→ **What is required**
Locate the lines that hold the string "Beer". Copy every such line.

● ● ● ● ●

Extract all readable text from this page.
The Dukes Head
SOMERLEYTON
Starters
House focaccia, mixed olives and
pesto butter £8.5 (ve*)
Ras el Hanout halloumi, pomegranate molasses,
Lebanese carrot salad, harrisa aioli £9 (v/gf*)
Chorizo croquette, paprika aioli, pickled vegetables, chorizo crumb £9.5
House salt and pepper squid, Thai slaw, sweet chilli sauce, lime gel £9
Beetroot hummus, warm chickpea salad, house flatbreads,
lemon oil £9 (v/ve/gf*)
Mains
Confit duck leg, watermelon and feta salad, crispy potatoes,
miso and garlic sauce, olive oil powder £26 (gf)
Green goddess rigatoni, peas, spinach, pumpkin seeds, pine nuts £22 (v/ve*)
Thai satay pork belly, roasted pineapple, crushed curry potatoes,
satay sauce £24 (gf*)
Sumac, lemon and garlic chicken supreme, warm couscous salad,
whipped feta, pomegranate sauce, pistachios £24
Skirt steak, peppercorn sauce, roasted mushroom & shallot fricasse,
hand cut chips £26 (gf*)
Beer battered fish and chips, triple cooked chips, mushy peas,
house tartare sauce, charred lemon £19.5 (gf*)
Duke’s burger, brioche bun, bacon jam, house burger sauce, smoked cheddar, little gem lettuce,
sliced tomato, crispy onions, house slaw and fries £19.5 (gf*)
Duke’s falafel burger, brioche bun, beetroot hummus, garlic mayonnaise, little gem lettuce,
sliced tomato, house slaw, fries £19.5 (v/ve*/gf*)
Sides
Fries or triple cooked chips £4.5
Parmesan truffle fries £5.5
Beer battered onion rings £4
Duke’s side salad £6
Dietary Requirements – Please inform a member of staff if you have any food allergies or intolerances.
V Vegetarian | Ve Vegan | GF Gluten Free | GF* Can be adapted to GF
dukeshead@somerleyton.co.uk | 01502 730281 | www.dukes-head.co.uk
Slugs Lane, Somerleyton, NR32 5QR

● ● ● ● ●

→ **Solution**
Beer battered fish and chips, triple cooked chips, mushy peas,
Beer battered onion rings £4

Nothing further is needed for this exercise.